_PROVIDED RECORDS_
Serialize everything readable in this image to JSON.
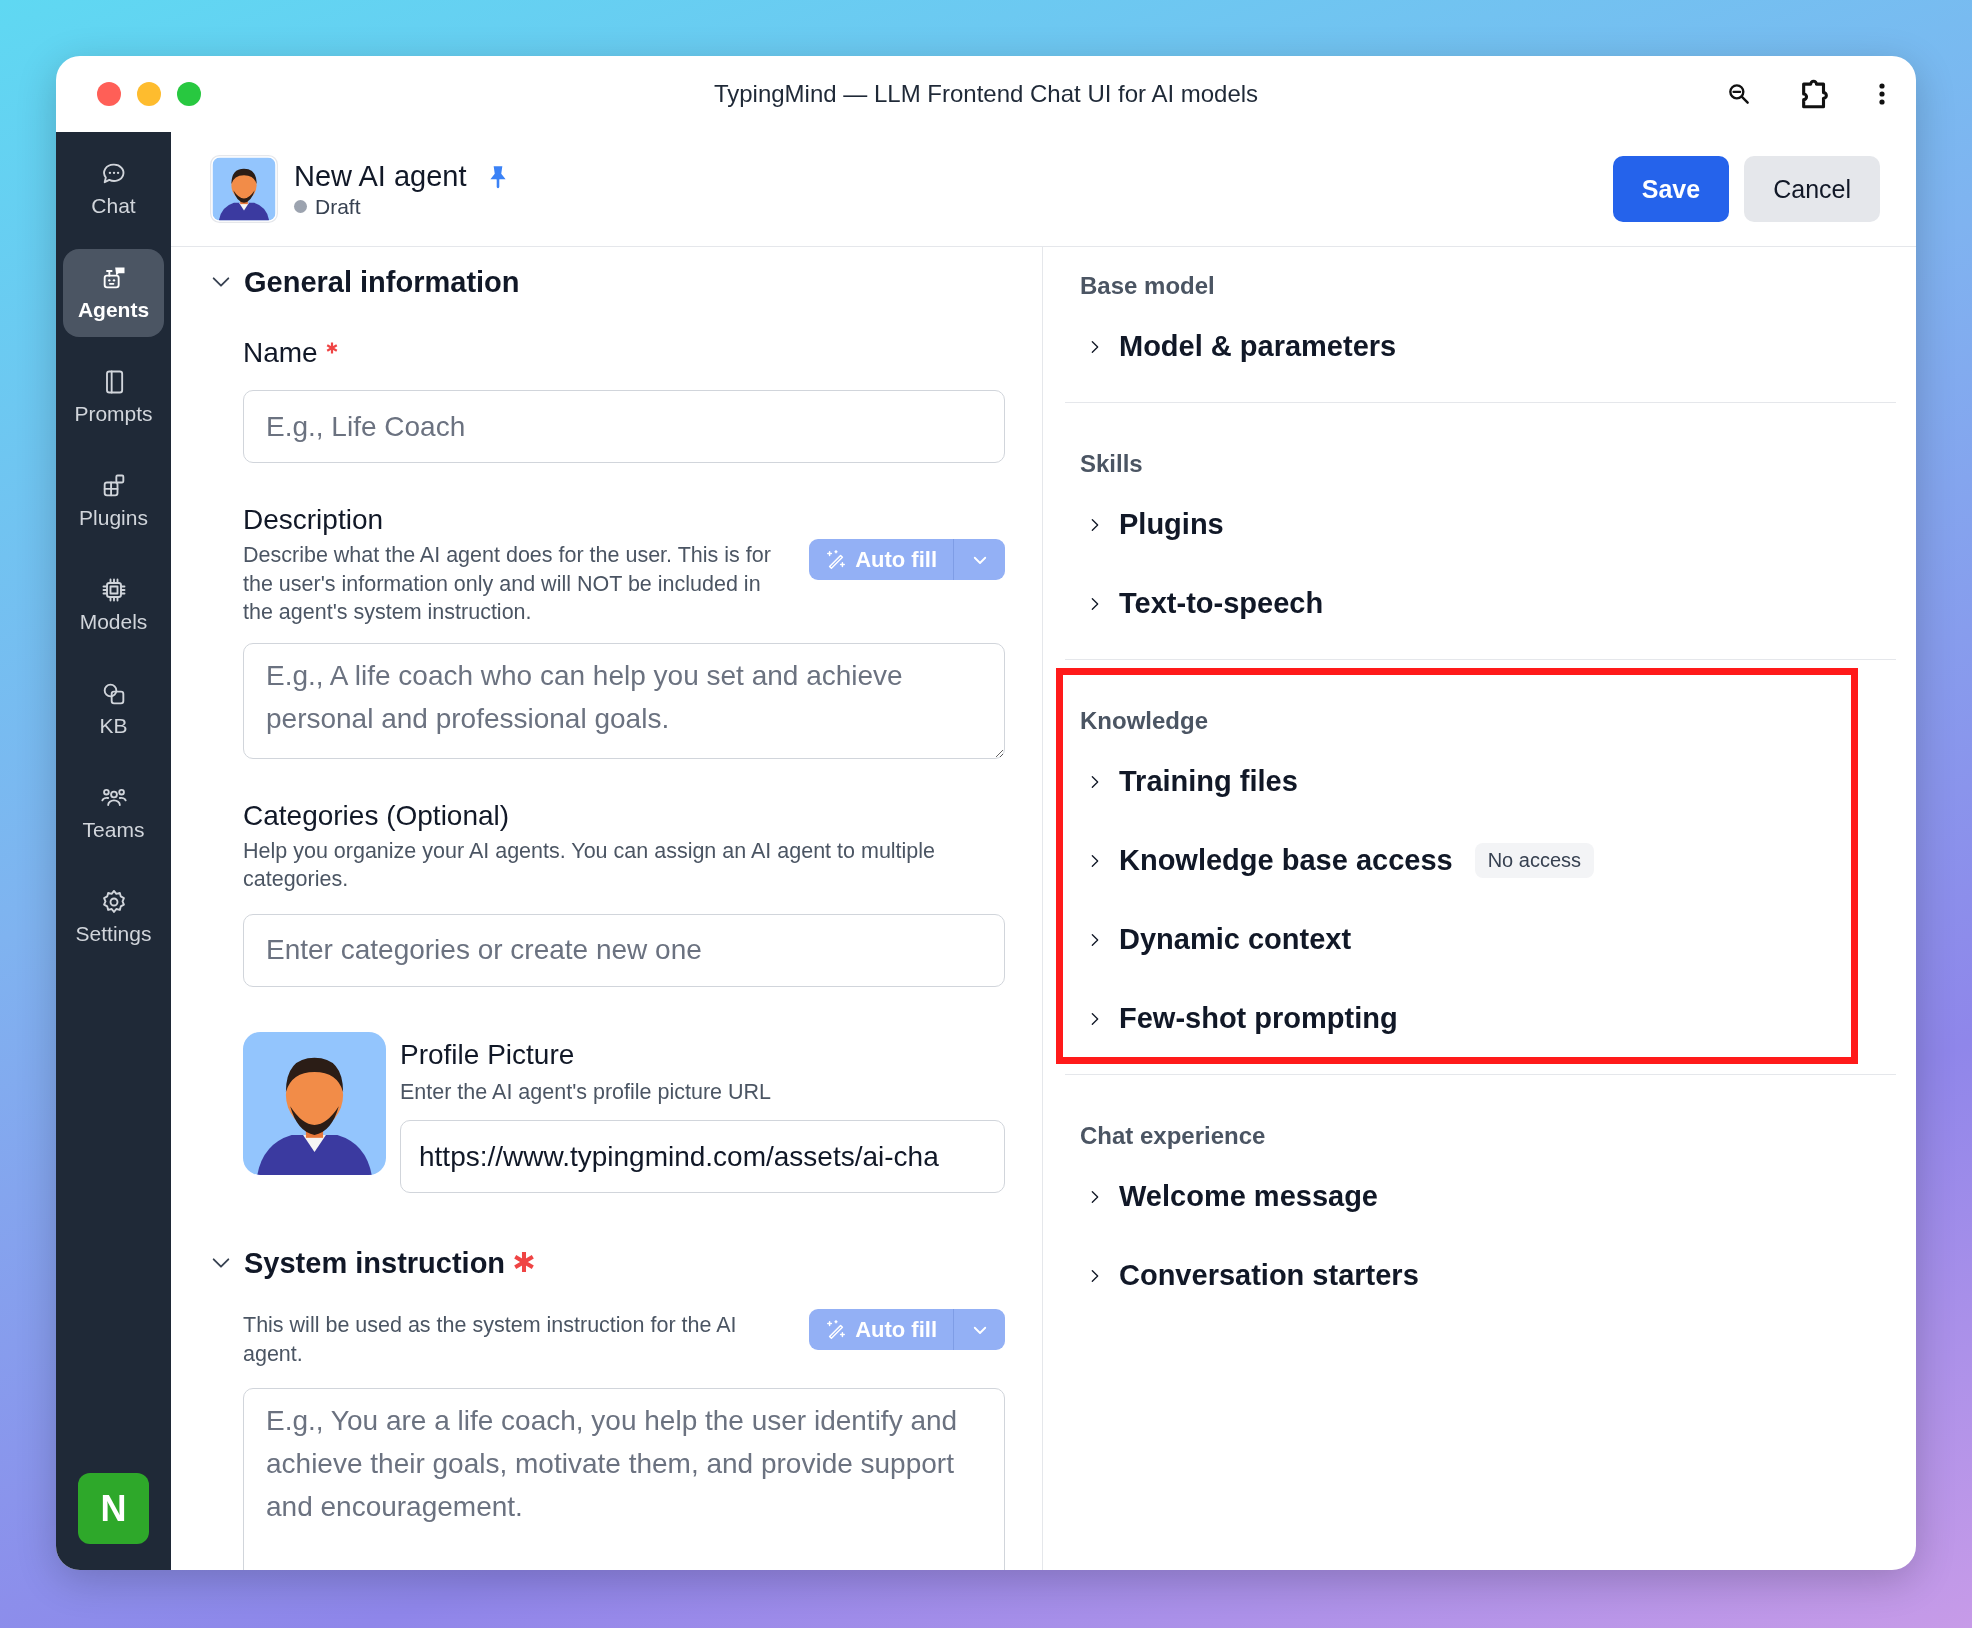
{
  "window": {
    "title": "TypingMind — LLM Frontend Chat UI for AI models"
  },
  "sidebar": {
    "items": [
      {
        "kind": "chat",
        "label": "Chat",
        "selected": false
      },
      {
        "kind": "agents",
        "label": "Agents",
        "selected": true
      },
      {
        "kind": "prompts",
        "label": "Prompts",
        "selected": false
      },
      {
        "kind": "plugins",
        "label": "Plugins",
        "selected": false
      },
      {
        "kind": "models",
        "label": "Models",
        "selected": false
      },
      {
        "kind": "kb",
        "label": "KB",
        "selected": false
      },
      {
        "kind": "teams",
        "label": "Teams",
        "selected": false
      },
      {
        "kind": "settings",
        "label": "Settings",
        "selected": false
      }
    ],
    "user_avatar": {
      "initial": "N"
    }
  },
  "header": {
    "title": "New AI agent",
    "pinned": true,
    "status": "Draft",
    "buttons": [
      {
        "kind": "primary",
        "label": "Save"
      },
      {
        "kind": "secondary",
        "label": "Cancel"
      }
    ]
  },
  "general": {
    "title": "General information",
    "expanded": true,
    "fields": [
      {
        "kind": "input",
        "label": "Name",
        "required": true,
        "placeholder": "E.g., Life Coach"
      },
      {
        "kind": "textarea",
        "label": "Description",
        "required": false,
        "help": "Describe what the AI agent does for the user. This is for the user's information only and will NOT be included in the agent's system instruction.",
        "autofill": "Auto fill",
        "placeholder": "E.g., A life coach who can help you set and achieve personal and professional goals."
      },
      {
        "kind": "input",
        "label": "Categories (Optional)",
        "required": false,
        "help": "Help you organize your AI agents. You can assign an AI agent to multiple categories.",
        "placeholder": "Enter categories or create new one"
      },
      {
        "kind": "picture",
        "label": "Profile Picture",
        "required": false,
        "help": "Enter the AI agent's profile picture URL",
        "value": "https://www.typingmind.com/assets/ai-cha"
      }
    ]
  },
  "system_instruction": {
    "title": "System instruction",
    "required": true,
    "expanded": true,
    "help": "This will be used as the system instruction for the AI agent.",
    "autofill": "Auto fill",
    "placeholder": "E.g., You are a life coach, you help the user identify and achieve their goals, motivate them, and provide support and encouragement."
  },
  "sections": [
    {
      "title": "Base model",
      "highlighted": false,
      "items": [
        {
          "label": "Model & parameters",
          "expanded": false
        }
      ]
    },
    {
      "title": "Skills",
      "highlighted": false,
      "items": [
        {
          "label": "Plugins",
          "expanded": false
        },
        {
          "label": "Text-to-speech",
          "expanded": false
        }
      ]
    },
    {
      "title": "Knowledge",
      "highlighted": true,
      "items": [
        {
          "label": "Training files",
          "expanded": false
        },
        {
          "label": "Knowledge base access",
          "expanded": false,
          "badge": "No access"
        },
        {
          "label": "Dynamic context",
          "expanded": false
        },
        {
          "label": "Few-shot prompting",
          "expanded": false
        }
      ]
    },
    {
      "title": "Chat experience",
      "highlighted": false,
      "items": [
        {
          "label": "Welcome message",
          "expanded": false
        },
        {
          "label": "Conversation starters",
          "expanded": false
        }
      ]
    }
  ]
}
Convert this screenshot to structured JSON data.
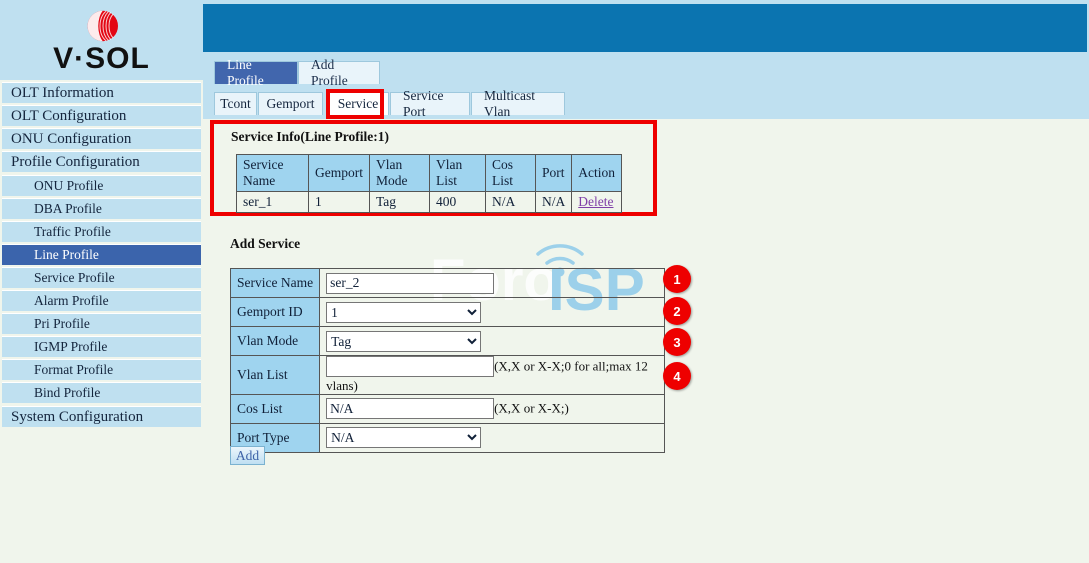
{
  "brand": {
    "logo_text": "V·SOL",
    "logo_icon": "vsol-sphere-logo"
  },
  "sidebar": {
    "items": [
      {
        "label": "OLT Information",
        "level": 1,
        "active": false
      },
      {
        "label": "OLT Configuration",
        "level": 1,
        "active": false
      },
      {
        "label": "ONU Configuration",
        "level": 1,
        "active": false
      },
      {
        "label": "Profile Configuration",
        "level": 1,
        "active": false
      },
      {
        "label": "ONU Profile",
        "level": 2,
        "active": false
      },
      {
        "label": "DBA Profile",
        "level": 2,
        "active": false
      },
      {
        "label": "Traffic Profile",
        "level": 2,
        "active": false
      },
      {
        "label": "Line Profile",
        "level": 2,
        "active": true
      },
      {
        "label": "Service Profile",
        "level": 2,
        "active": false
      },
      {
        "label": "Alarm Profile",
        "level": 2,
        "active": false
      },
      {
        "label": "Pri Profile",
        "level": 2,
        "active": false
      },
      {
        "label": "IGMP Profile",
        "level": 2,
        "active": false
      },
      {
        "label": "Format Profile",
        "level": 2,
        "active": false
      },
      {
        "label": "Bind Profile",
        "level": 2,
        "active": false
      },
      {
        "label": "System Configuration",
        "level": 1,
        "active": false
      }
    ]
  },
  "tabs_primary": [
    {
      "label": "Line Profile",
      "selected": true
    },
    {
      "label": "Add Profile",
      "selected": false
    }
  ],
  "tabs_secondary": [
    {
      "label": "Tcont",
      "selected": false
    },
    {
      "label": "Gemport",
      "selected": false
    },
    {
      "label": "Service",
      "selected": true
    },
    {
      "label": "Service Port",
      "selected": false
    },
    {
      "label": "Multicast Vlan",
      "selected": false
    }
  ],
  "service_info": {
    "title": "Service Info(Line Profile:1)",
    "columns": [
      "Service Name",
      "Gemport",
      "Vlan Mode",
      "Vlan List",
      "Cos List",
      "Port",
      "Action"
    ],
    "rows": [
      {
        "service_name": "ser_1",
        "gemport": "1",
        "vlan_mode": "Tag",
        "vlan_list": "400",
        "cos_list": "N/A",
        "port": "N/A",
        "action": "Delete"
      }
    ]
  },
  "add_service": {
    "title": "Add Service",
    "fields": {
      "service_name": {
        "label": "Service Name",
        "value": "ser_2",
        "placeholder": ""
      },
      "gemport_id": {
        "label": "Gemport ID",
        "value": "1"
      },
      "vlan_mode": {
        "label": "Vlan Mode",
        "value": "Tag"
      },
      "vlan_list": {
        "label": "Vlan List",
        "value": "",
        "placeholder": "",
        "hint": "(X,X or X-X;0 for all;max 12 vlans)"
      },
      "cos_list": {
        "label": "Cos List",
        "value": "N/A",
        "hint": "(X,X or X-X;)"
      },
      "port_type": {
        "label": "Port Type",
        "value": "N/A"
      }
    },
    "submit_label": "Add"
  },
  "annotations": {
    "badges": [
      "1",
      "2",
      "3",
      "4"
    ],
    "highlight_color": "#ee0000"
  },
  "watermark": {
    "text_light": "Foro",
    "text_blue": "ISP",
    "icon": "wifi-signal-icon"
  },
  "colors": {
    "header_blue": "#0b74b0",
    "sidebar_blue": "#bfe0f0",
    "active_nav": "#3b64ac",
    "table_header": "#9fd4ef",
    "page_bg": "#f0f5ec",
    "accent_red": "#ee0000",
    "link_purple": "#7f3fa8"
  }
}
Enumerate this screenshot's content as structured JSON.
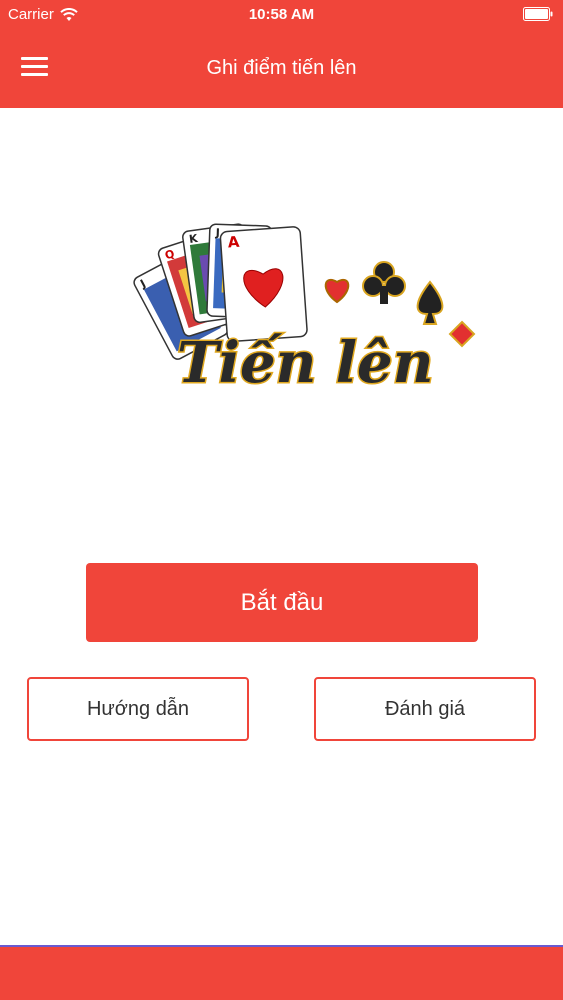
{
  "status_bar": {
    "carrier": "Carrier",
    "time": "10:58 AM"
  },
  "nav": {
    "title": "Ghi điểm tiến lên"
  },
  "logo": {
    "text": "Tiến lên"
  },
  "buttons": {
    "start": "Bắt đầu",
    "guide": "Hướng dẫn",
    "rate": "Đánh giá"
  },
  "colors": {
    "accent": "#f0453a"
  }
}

_THE REQUEST_
Copy the data exactly. Any picture it contains is to be omitted.

_THE ANSWER_
Serialize everything readable in this image to JSON.
{
  "window": {
    "title": "TypingMind — LLM Frontend Chat UI for AI models"
  },
  "sidebar": {
    "items": [
      {
        "kind": "chat",
        "label": "Chat",
        "selected": false
      },
      {
        "kind": "agents",
        "label": "Agents",
        "selected": true
      },
      {
        "kind": "prompts",
        "label": "Prompts",
        "selected": false
      },
      {
        "kind": "plugins",
        "label": "Plugins",
        "selected": false
      },
      {
        "kind": "models",
        "label": "Models",
        "selected": false
      },
      {
        "kind": "kb",
        "label": "KB",
        "selected": false
      },
      {
        "kind": "teams",
        "label": "Teams",
        "selected": false
      },
      {
        "kind": "settings",
        "label": "Settings",
        "selected": false
      }
    ],
    "user_avatar": {
      "initial": "N"
    }
  },
  "header": {
    "title": "New AI agent",
    "pinned": true,
    "status": "Draft",
    "buttons": [
      {
        "kind": "primary",
        "label": "Save"
      },
      {
        "kind": "secondary",
        "label": "Cancel"
      }
    ]
  },
  "general": {
    "title": "General information",
    "expanded": true,
    "fields": [
      {
        "kind": "input",
        "label": "Name",
        "required": true,
        "placeholder": "E.g., Life Coach"
      },
      {
        "kind": "textarea",
        "label": "Description",
        "required": false,
        "help": "Describe what the AI agent does for the user. This is for the user's information only and will NOT be included in the agent's system instruction.",
        "autofill": "Auto fill",
        "placeholder": "E.g., A life coach who can help you set and achieve personal and professional goals."
      },
      {
        "kind": "input",
        "label": "Categories (Optional)",
        "required": false,
        "help": "Help you organize your AI agents. You can assign an AI agent to multiple categories.",
        "placeholder": "Enter categories or create new one"
      },
      {
        "kind": "picture",
        "label": "Profile Picture",
        "required": false,
        "help": "Enter the AI agent's profile picture URL",
        "value": "https://www.typingmind.com/assets/ai-cha"
      }
    ]
  },
  "system_instruction": {
    "title": "System instruction",
    "required": true,
    "expanded": true,
    "help": "This will be used as the system instruction for the AI agent.",
    "autofill": "Auto fill",
    "placeholder": "E.g., You are a life coach, you help the user identify and achieve their goals, motivate them, and provide support and encouragement."
  },
  "sections": [
    {
      "title": "Base model",
      "highlighted": false,
      "items": [
        {
          "label": "Model & parameters",
          "expanded": false
        }
      ]
    },
    {
      "title": "Skills",
      "highlighted": false,
      "items": [
        {
          "label": "Plugins",
          "expanded": false
        },
        {
          "label": "Text-to-speech",
          "expanded": false
        }
      ]
    },
    {
      "title": "Knowledge",
      "highlighted": true,
      "items": [
        {
          "label": "Training files",
          "expanded": false
        },
        {
          "label": "Knowledge base access",
          "expanded": false,
          "badge": "No access"
        },
        {
          "label": "Dynamic context",
          "expanded": false
        },
        {
          "label": "Few-shot prompting",
          "expanded": false
        }
      ]
    },
    {
      "title": "Chat experience",
      "highlighted": false,
      "items": [
        {
          "label": "Welcome message",
          "expanded": false
        },
        {
          "label": "Conversation starters",
          "expanded": false
        }
      ]
    }
  ]
}
Convert this screenshot to structured JSON data.
{
  "brand": {
    "logo_text": "V·SOL",
    "logo_icon": "vsol-sphere-logo"
  },
  "sidebar": {
    "items": [
      {
        "label": "OLT Information",
        "level": 1,
        "active": false
      },
      {
        "label": "OLT Configuration",
        "level": 1,
        "active": false
      },
      {
        "label": "ONU Configuration",
        "level": 1,
        "active": false
      },
      {
        "label": "Profile Configuration",
        "level": 1,
        "active": false
      },
      {
        "label": "ONU Profile",
        "level": 2,
        "active": false
      },
      {
        "label": "DBA Profile",
        "level": 2,
        "active": false
      },
      {
        "label": "Traffic Profile",
        "level": 2,
        "active": false
      },
      {
        "label": "Line Profile",
        "level": 2,
        "active": true
      },
      {
        "label": "Service Profile",
        "level": 2,
        "active": false
      },
      {
        "label": "Alarm Profile",
        "level": 2,
        "active": false
      },
      {
        "label": "Pri Profile",
        "level": 2,
        "active": false
      },
      {
        "label": "IGMP Profile",
        "level": 2,
        "active": false
      },
      {
        "label": "Format Profile",
        "level": 2,
        "active": false
      },
      {
        "label": "Bind Profile",
        "level": 2,
        "active": false
      },
      {
        "label": "System Configuration",
        "level": 1,
        "active": false
      }
    ]
  },
  "tabs_primary": [
    {
      "label": "Line Profile",
      "selected": true
    },
    {
      "label": "Add Profile",
      "selected": false
    }
  ],
  "tabs_secondary": [
    {
      "label": "Tcont",
      "selected": false
    },
    {
      "label": "Gemport",
      "selected": false
    },
    {
      "label": "Service",
      "selected": true
    },
    {
      "label": "Service Port",
      "selected": false
    },
    {
      "label": "Multicast Vlan",
      "selected": false
    }
  ],
  "service_info": {
    "title": "Service Info(Line Profile:1)",
    "columns": [
      "Service Name",
      "Gemport",
      "Vlan Mode",
      "Vlan List",
      "Cos List",
      "Port",
      "Action"
    ],
    "rows": [
      {
        "service_name": "ser_1",
        "gemport": "1",
        "vlan_mode": "Tag",
        "vlan_list": "400",
        "cos_list": "N/A",
        "port": "N/A",
        "action": "Delete"
      }
    ]
  },
  "add_service": {
    "title": "Add Service",
    "fields": {
      "service_name": {
        "label": "Service Name",
        "value": "ser_2",
        "placeholder": ""
      },
      "gemport_id": {
        "label": "Gemport ID",
        "value": "1"
      },
      "vlan_mode": {
        "label": "Vlan Mode",
        "value": "Tag"
      },
      "vlan_list": {
        "label": "Vlan List",
        "value": "",
        "placeholder": "",
        "hint": "(X,X or X-X;0 for all;max 12 vlans)"
      },
      "cos_list": {
        "label": "Cos List",
        "value": "N/A",
        "hint": "(X,X or X-X;)"
      },
      "port_type": {
        "label": "Port Type",
        "value": "N/A"
      }
    },
    "submit_label": "Add"
  },
  "annotations": {
    "badges": [
      "1",
      "2",
      "3",
      "4"
    ],
    "highlight_color": "#ee0000"
  },
  "watermark": {
    "text_light": "Foro",
    "text_blue": "ISP",
    "icon": "wifi-signal-icon"
  },
  "colors": {
    "header_blue": "#0b74b0",
    "sidebar_blue": "#bfe0f0",
    "active_nav": "#3b64ac",
    "table_header": "#9fd4ef",
    "page_bg": "#f0f5ec",
    "accent_red": "#ee0000",
    "link_purple": "#7f3fa8"
  }
}
Enumerate this screenshot's content as structured JSON.
{
  "status_bar": {
    "carrier": "Carrier",
    "time": "10:58 AM"
  },
  "nav": {
    "title": "Ghi điểm tiến lên"
  },
  "logo": {
    "text": "Tiến lên"
  },
  "buttons": {
    "start": "Bắt đầu",
    "guide": "Hướng dẫn",
    "rate": "Đánh giá"
  },
  "colors": {
    "accent": "#f0453a"
  }
}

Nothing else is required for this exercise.